Recorded data:
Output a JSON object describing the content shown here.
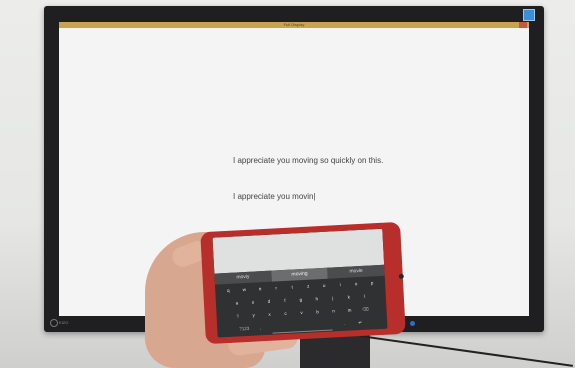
{
  "monitor": {
    "window_title": "Full Display",
    "brand": "EIZO",
    "line1": "I appreciate you moving so quickly on this.",
    "line2": "I appreciate you movin|"
  },
  "phone": {
    "suggestions": [
      "moviy",
      "moving",
      "movie"
    ],
    "keyboard": {
      "row1": [
        "q",
        "w",
        "e",
        "r",
        "t",
        "z",
        "u",
        "i",
        "o",
        "p"
      ],
      "row2": [
        "a",
        "s",
        "d",
        "f",
        "g",
        "h",
        "j",
        "k",
        "l"
      ],
      "row3": [
        "y",
        "x",
        "c",
        "v",
        "b",
        "n",
        "m"
      ],
      "row4_left": "?123",
      "row4_comma": ",",
      "row4_period": ".",
      "enter_icon": "return-arrow-icon"
    }
  }
}
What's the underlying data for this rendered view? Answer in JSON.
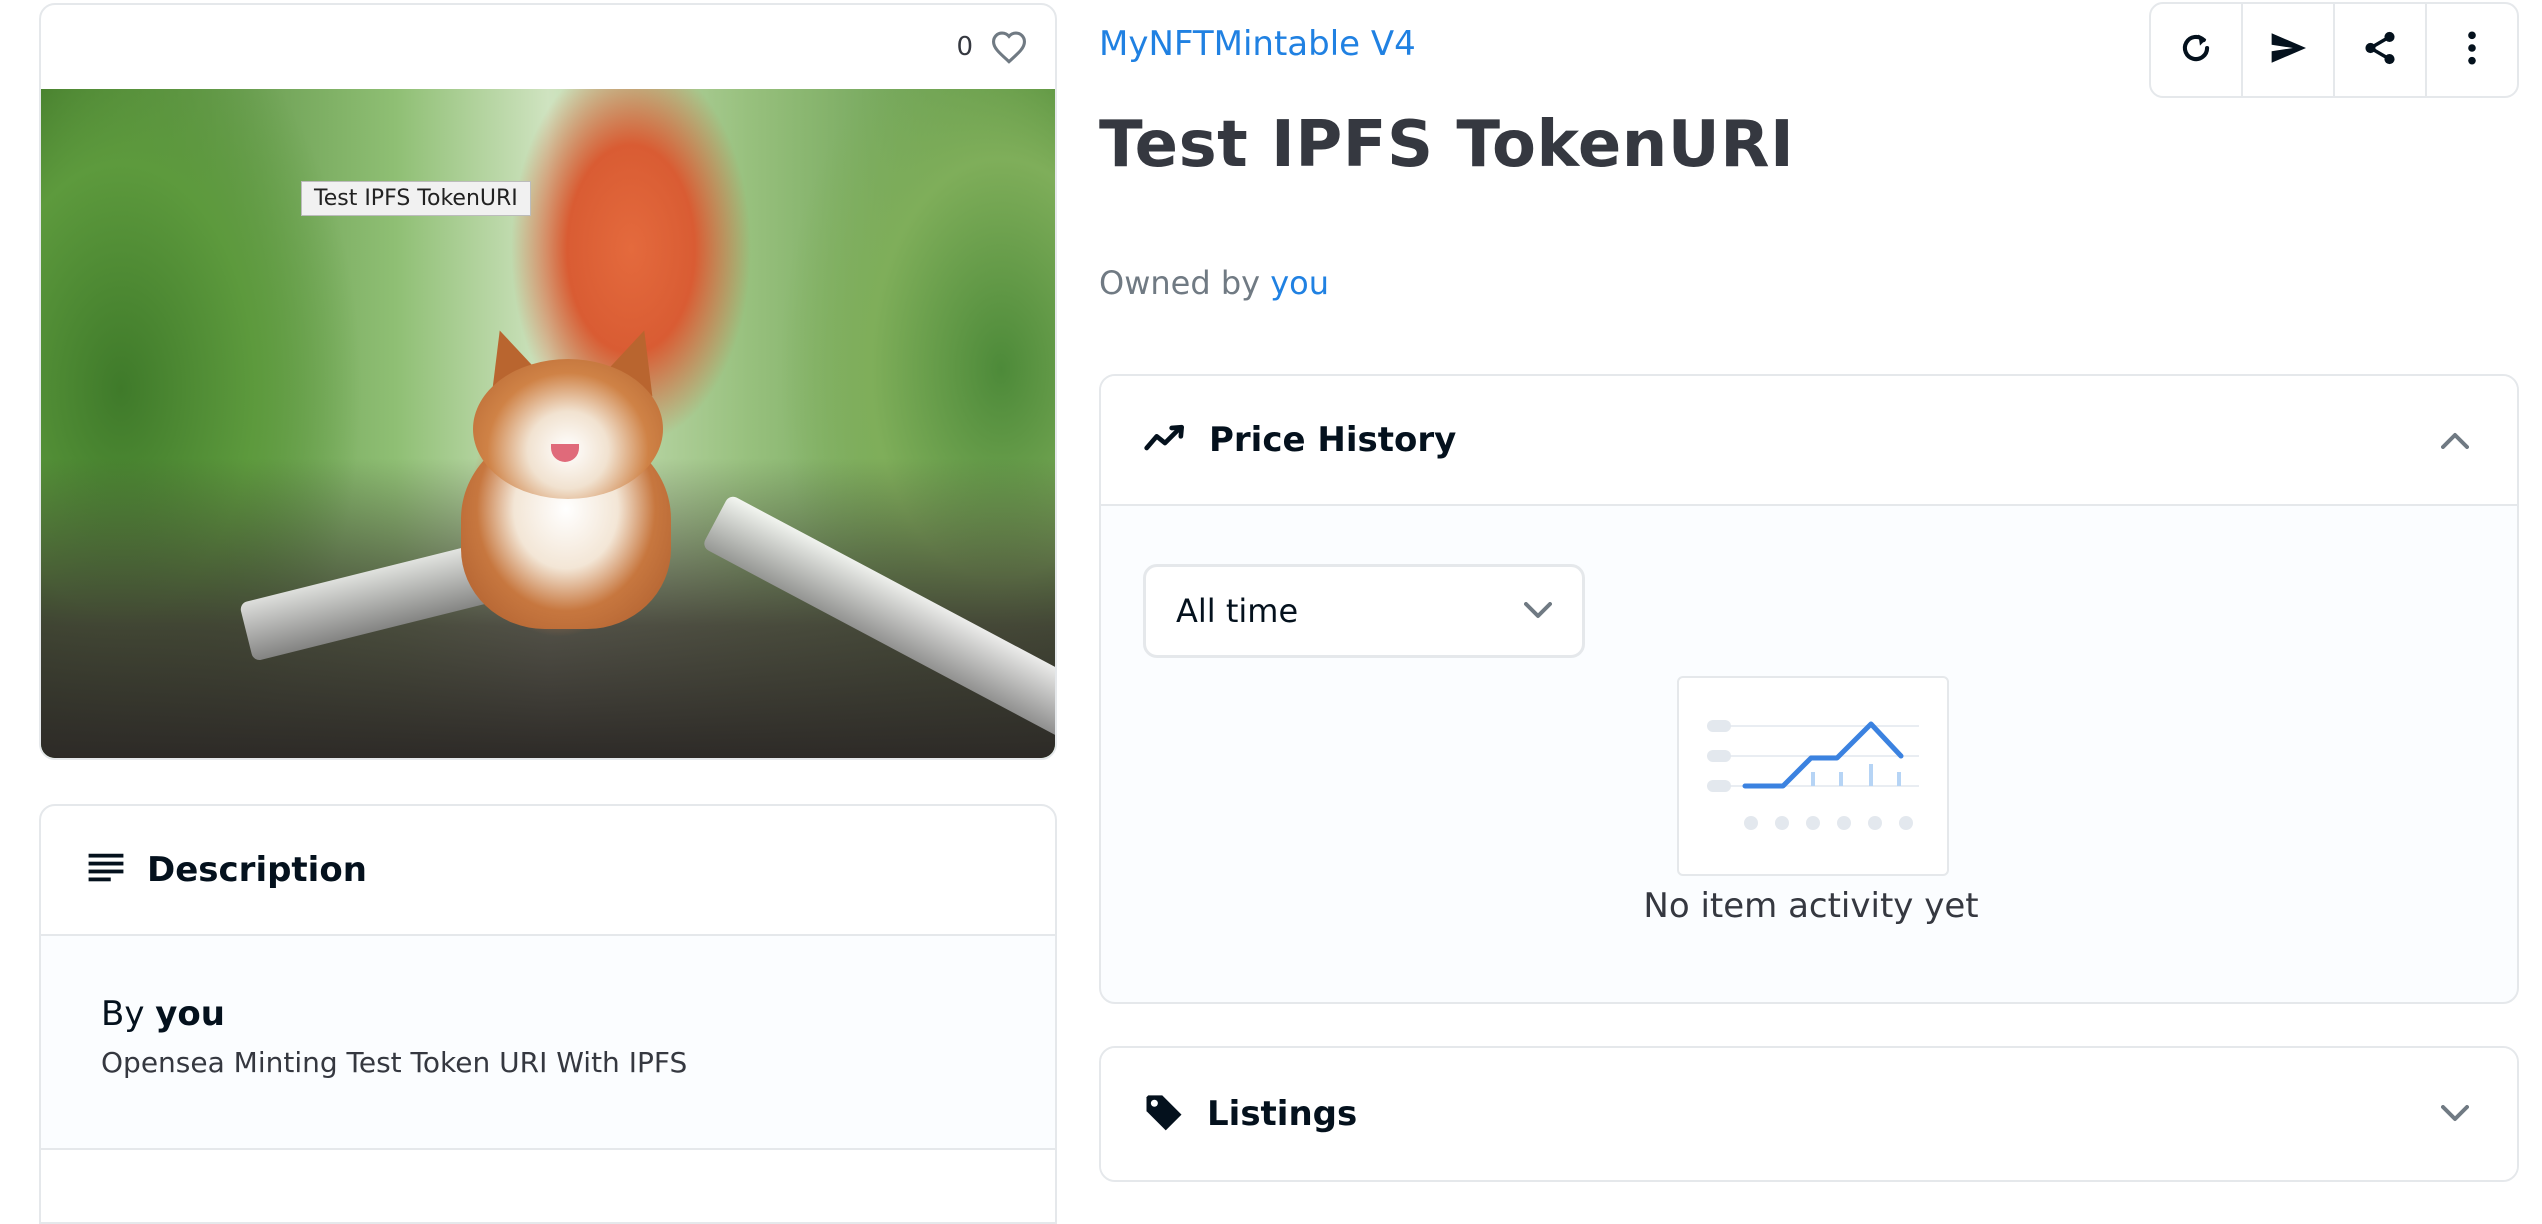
{
  "media": {
    "favorite_count": "0",
    "tooltip_text": "Test IPFS TokenURI"
  },
  "description": {
    "header_label": "Description",
    "by_prefix": "By",
    "by_name": "you",
    "text": "Opensea Minting Test Token URI With IPFS"
  },
  "item": {
    "collection_name": "MyNFTMintable V4",
    "title": "Test IPFS TokenURI",
    "owned_by_prefix": "Owned by",
    "owner": "you"
  },
  "actions": {
    "icons": [
      "refresh-icon",
      "send-icon",
      "share-icon",
      "more-vertical-icon"
    ]
  },
  "price_history": {
    "header_label": "Price History",
    "time_filter": "All time",
    "empty_state": "No item activity yet"
  },
  "listings": {
    "header_label": "Listings"
  },
  "colors": {
    "accent": "#2081e2",
    "border": "#e5e8eb",
    "text_primary": "#04111d",
    "text_secondary": "#707a83"
  }
}
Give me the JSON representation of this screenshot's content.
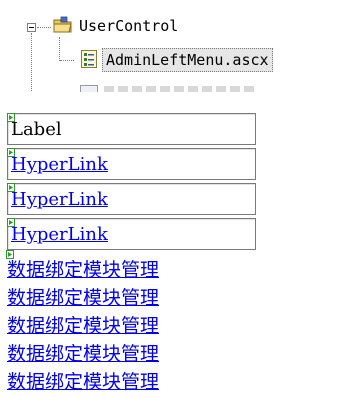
{
  "tree": {
    "folder": {
      "label": "UserControl",
      "icon": "folder-open-icon",
      "expander": "collapse-toggle-icon"
    },
    "selected_file": {
      "label": "AdminLeftMenu.ascx",
      "icon": "user-control-file-icon"
    },
    "partial_item": {
      "icon": "file-icon"
    }
  },
  "designer": {
    "glyph_icon": "control-glyph-icon",
    "controls": [
      {
        "type": "label",
        "text": "Label"
      },
      {
        "type": "hyperlink",
        "text": "HyperLink"
      },
      {
        "type": "hyperlink",
        "text": "HyperLink"
      },
      {
        "type": "hyperlink",
        "text": "HyperLink"
      }
    ],
    "menu_links": [
      "数据绑定模块管理",
      "数据绑定模块管理",
      "数据绑定模块管理",
      "数据绑定模块管理",
      "数据绑定模块管理"
    ]
  },
  "colors": {
    "link": "#0000ee",
    "glyph": "#2e9a2e",
    "selection": "#e6e6e6",
    "border": "#7a7a7a"
  }
}
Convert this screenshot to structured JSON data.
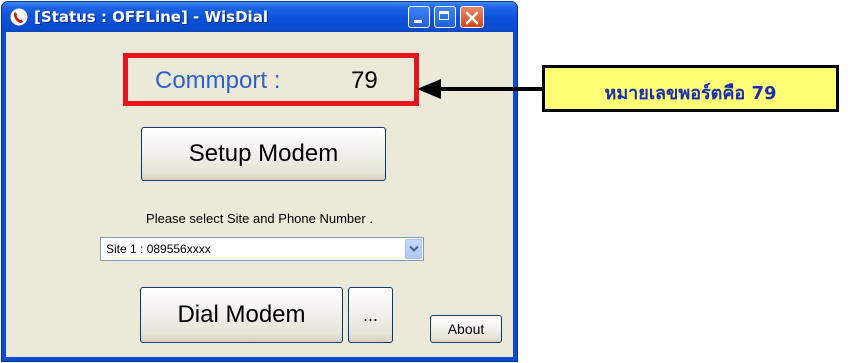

What is required
Quote verbatim every line starting at the line that contains "What's the underlying" and ending with the last line of the records; omit all pictures.

Exercise result
What's the underlying data for this rendered view? Answer in JSON.
{
  "media": {
    "favorite_count": "0",
    "tooltip_text": "Test IPFS TokenURI"
  },
  "description": {
    "header_label": "Description",
    "by_prefix": "By",
    "by_name": "you",
    "text": "Opensea Minting Test Token URI With IPFS"
  },
  "item": {
    "collection_name": "MyNFTMintable V4",
    "title": "Test IPFS TokenURI",
    "owned_by_prefix": "Owned by",
    "owner": "you"
  },
  "actions": {
    "icons": [
      "refresh-icon",
      "send-icon",
      "share-icon",
      "more-vertical-icon"
    ]
  },
  "price_history": {
    "header_label": "Price History",
    "time_filter": "All time",
    "empty_state": "No item activity yet"
  },
  "listings": {
    "header_label": "Listings"
  },
  "colors": {
    "accent": "#2081e2",
    "border": "#e5e8eb",
    "text_primary": "#04111d",
    "text_secondary": "#707a83"
  }
}
Give me the JSON representation of this screenshot's content.
{
  "tree": {
    "folder": {
      "label": "UserControl",
      "icon": "folder-open-icon",
      "expander": "collapse-toggle-icon"
    },
    "selected_file": {
      "label": "AdminLeftMenu.ascx",
      "icon": "user-control-file-icon"
    },
    "partial_item": {
      "icon": "file-icon"
    }
  },
  "designer": {
    "glyph_icon": "control-glyph-icon",
    "controls": [
      {
        "type": "label",
        "text": "Label"
      },
      {
        "type": "hyperlink",
        "text": "HyperLink"
      },
      {
        "type": "hyperlink",
        "text": "HyperLink"
      },
      {
        "type": "hyperlink",
        "text": "HyperLink"
      }
    ],
    "menu_links": [
      "数据绑定模块管理",
      "数据绑定模块管理",
      "数据绑定模块管理",
      "数据绑定模块管理",
      "数据绑定模块管理"
    ]
  },
  "colors": {
    "link": "#0000ee",
    "glyph": "#2e9a2e",
    "selection": "#e6e6e6",
    "border": "#7a7a7a"
  }
}
Convert this screenshot to structured JSON data.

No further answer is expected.